# START OF Stored rows
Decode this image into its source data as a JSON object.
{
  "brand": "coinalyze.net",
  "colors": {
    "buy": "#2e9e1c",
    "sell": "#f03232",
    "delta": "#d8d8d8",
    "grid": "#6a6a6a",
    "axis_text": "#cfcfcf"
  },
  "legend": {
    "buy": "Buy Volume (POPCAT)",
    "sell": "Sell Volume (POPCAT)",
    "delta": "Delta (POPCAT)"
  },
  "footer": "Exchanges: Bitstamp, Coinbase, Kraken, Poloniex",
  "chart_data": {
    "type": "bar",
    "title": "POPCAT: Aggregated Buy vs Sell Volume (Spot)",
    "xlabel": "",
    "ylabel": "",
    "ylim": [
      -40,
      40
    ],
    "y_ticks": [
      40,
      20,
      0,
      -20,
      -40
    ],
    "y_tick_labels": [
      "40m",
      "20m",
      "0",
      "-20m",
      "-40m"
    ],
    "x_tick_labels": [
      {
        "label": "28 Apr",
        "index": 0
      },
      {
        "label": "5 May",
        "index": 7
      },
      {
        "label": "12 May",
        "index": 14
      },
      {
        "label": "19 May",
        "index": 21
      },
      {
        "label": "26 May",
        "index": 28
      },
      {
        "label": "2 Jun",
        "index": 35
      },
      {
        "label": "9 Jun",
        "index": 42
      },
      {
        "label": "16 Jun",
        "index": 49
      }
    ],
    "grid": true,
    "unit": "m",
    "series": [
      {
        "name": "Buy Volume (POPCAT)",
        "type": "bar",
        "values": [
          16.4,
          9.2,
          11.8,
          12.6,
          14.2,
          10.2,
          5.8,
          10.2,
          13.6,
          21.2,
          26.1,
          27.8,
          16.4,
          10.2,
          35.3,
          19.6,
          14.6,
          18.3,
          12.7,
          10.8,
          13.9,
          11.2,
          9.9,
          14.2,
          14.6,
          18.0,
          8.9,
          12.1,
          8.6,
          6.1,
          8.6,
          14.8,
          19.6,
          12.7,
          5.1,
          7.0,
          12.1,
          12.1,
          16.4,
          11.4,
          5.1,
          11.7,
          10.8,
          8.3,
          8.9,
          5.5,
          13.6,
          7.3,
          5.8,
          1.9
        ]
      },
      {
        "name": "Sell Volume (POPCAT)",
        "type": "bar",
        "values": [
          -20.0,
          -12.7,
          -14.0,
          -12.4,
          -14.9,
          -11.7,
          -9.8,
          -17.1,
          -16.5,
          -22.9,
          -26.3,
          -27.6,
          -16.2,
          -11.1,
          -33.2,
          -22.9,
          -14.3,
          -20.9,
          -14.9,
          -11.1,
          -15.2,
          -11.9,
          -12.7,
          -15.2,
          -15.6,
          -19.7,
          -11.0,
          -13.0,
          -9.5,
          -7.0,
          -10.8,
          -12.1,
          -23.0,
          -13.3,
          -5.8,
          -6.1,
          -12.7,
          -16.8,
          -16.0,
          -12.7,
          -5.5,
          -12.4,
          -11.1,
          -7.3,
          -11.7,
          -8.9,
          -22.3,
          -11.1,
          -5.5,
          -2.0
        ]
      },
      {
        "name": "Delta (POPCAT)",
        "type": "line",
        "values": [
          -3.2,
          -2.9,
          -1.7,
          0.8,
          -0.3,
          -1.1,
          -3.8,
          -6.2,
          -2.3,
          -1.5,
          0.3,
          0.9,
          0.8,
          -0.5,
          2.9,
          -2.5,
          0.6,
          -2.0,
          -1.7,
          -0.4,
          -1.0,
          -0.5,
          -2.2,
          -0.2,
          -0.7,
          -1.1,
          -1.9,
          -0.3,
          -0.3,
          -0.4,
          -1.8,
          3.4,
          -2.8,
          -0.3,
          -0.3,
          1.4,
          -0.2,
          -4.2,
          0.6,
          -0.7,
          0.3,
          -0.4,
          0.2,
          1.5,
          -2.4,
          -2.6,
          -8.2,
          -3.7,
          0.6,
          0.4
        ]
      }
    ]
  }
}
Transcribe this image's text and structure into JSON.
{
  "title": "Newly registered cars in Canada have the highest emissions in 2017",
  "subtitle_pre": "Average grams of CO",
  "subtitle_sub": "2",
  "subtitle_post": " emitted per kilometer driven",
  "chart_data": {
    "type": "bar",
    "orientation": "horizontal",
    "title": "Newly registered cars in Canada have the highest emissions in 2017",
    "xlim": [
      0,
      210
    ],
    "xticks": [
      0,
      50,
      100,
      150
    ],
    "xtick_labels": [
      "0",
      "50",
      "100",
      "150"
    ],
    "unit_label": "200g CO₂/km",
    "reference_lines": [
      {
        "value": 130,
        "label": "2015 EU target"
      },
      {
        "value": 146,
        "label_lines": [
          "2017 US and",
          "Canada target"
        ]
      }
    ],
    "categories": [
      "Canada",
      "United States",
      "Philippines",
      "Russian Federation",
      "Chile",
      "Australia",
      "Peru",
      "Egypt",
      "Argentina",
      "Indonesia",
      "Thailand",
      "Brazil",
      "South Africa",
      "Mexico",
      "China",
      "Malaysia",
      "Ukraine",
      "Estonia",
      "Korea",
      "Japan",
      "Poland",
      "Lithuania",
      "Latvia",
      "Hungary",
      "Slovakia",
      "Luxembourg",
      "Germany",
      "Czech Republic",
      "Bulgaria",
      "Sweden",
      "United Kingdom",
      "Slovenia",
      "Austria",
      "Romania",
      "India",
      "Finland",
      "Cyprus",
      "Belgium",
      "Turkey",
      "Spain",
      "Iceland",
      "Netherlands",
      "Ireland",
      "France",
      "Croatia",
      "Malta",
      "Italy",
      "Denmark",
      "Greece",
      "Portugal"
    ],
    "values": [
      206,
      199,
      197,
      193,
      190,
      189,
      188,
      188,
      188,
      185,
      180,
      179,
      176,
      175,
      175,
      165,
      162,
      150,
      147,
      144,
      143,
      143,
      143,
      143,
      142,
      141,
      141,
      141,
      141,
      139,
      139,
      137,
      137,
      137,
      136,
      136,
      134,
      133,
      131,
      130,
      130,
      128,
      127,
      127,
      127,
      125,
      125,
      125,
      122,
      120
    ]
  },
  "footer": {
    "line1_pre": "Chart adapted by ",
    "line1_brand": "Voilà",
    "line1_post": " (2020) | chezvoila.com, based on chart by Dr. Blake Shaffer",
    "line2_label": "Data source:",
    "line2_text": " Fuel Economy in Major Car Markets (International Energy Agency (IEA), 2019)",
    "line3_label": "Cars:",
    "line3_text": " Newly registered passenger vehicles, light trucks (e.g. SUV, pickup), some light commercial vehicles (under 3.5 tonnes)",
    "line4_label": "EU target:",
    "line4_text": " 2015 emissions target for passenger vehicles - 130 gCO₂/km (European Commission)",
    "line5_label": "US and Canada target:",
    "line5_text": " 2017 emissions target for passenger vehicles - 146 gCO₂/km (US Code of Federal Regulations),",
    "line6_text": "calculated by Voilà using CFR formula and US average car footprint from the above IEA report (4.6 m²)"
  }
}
# END OF Stored rows
■ What you are asked to do: All the data must be duplicated exactly, with nothing added or removed.

■ In response:
Decode this image into its source data as a JSON object.
{
  "brand": "coinalyze.net",
  "colors": {
    "buy": "#2e9e1c",
    "sell": "#f03232",
    "delta": "#d8d8d8",
    "grid": "#6a6a6a",
    "axis_text": "#cfcfcf"
  },
  "legend": {
    "buy": "Buy Volume (POPCAT)",
    "sell": "Sell Volume (POPCAT)",
    "delta": "Delta (POPCAT)"
  },
  "footer": "Exchanges: Bitstamp, Coinbase, Kraken, Poloniex",
  "chart_data": {
    "type": "bar",
    "title": "POPCAT: Aggregated Buy vs Sell Volume (Spot)",
    "xlabel": "",
    "ylabel": "",
    "ylim": [
      -40,
      40
    ],
    "y_ticks": [
      40,
      20,
      0,
      -20,
      -40
    ],
    "y_tick_labels": [
      "40m",
      "20m",
      "0",
      "-20m",
      "-40m"
    ],
    "x_tick_labels": [
      {
        "label": "28 Apr",
        "index": 0
      },
      {
        "label": "5 May",
        "index": 7
      },
      {
        "label": "12 May",
        "index": 14
      },
      {
        "label": "19 May",
        "index": 21
      },
      {
        "label": "26 May",
        "index": 28
      },
      {
        "label": "2 Jun",
        "index": 35
      },
      {
        "label": "9 Jun",
        "index": 42
      },
      {
        "label": "16 Jun",
        "index": 49
      }
    ],
    "grid": true,
    "unit": "m",
    "series": [
      {
        "name": "Buy Volume (POPCAT)",
        "type": "bar",
        "values": [
          16.4,
          9.2,
          11.8,
          12.6,
          14.2,
          10.2,
          5.8,
          10.2,
          13.6,
          21.2,
          26.1,
          27.8,
          16.4,
          10.2,
          35.3,
          19.6,
          14.6,
          18.3,
          12.7,
          10.8,
          13.9,
          11.2,
          9.9,
          14.2,
          14.6,
          18.0,
          8.9,
          12.1,
          8.6,
          6.1,
          8.6,
          14.8,
          19.6,
          12.7,
          5.1,
          7.0,
          12.1,
          12.1,
          16.4,
          11.4,
          5.1,
          11.7,
          10.8,
          8.3,
          8.9,
          5.5,
          13.6,
          7.3,
          5.8,
          1.9
        ]
      },
      {
        "name": "Sell Volume (POPCAT)",
        "type": "bar",
        "values": [
          -20.0,
          -12.7,
          -14.0,
          -12.4,
          -14.9,
          -11.7,
          -9.8,
          -17.1,
          -16.5,
          -22.9,
          -26.3,
          -27.6,
          -16.2,
          -11.1,
          -33.2,
          -22.9,
          -14.3,
          -20.9,
          -14.9,
          -11.1,
          -15.2,
          -11.9,
          -12.7,
          -15.2,
          -15.6,
          -19.7,
          -11.0,
          -13.0,
          -9.5,
          -7.0,
          -10.8,
          -12.1,
          -23.0,
          -13.3,
          -5.8,
          -6.1,
          -12.7,
          -16.8,
          -16.0,
          -12.7,
          -5.5,
          -12.4,
          -11.1,
          -7.3,
          -11.7,
          -8.9,
          -22.3,
          -11.1,
          -5.5,
          -2.0
        ]
      },
      {
        "name": "Delta (POPCAT)",
        "type": "line",
        "values": [
          -3.2,
          -2.9,
          -1.7,
          0.8,
          -0.3,
          -1.1,
          -3.8,
          -6.2,
          -2.3,
          -1.5,
          0.3,
          0.9,
          0.8,
          -0.5,
          2.9,
          -2.5,
          0.6,
          -2.0,
          -1.7,
          -0.4,
          -1.0,
          -0.5,
          -2.2,
          -0.2,
          -0.7,
          -1.1,
          -1.9,
          -0.3,
          -0.3,
          -0.4,
          -1.8,
          3.4,
          -2.8,
          -0.3,
          -0.3,
          1.4,
          -0.2,
          -4.2,
          0.6,
          -0.7,
          0.3,
          -0.4,
          0.2,
          1.5,
          -2.4,
          -2.6,
          -8.2,
          -3.7,
          0.6,
          0.4
        ]
      }
    ]
  }
}
Transcribe this image's text and structure into JSON.
{
  "title": "Newly registered cars in Canada have the highest emissions in 2017",
  "subtitle_pre": "Average grams of CO",
  "subtitle_sub": "2",
  "subtitle_post": " emitted per kilometer driven",
  "chart_data": {
    "type": "bar",
    "orientation": "horizontal",
    "title": "Newly registered cars in Canada have the highest emissions in 2017",
    "xlim": [
      0,
      210
    ],
    "xticks": [
      0,
      50,
      100,
      150
    ],
    "xtick_labels": [
      "0",
      "50",
      "100",
      "150"
    ],
    "unit_label": "200g CO₂/km",
    "reference_lines": [
      {
        "value": 130,
        "label": "2015 EU target"
      },
      {
        "value": 146,
        "label_lines": [
          "2017 US and",
          "Canada target"
        ]
      }
    ],
    "categories": [
      "Canada",
      "United States",
      "Philippines",
      "Russian Federation",
      "Chile",
      "Australia",
      "Peru",
      "Egypt",
      "Argentina",
      "Indonesia",
      "Thailand",
      "Brazil",
      "South Africa",
      "Mexico",
      "China",
      "Malaysia",
      "Ukraine",
      "Estonia",
      "Korea",
      "Japan",
      "Poland",
      "Lithuania",
      "Latvia",
      "Hungary",
      "Slovakia",
      "Luxembourg",
      "Germany",
      "Czech Republic",
      "Bulgaria",
      "Sweden",
      "United Kingdom",
      "Slovenia",
      "Austria",
      "Romania",
      "India",
      "Finland",
      "Cyprus",
      "Belgium",
      "Turkey",
      "Spain",
      "Iceland",
      "Netherlands",
      "Ireland",
      "France",
      "Croatia",
      "Malta",
      "Italy",
      "Denmark",
      "Greece",
      "Portugal"
    ],
    "values": [
      206,
      199,
      197,
      193,
      190,
      189,
      188,
      188,
      188,
      185,
      180,
      179,
      176,
      175,
      175,
      165,
      162,
      150,
      147,
      144,
      143,
      143,
      143,
      143,
      142,
      141,
      141,
      141,
      141,
      139,
      139,
      137,
      137,
      137,
      136,
      136,
      134,
      133,
      131,
      130,
      130,
      128,
      127,
      127,
      127,
      125,
      125,
      125,
      122,
      120
    ]
  },
  "footer": {
    "line1_pre": "Chart adapted by ",
    "line1_brand": "Voilà",
    "line1_post": " (2020) | chezvoila.com, based on chart by Dr. Blake Shaffer",
    "line2_label": "Data source:",
    "line2_text": " Fuel Economy in Major Car Markets (International Energy Agency (IEA), 2019)",
    "line3_label": "Cars:",
    "line3_text": " Newly registered passenger vehicles, light trucks (e.g. SUV, pickup), some light commercial vehicles (under 3.5 tonnes)",
    "line4_label": "EU target:",
    "line4_text": " 2015 emissions target for passenger vehicles - 130 gCO₂/km (European Commission)",
    "line5_label": "US and Canada target:",
    "line5_text": " 2017 emissions target for passenger vehicles - 146 gCO₂/km (US Code of Federal Regulations),",
    "line6_text": "calculated by Voilà using CFR formula and US average car footprint from the above IEA report (4.6 m²)"
  }
}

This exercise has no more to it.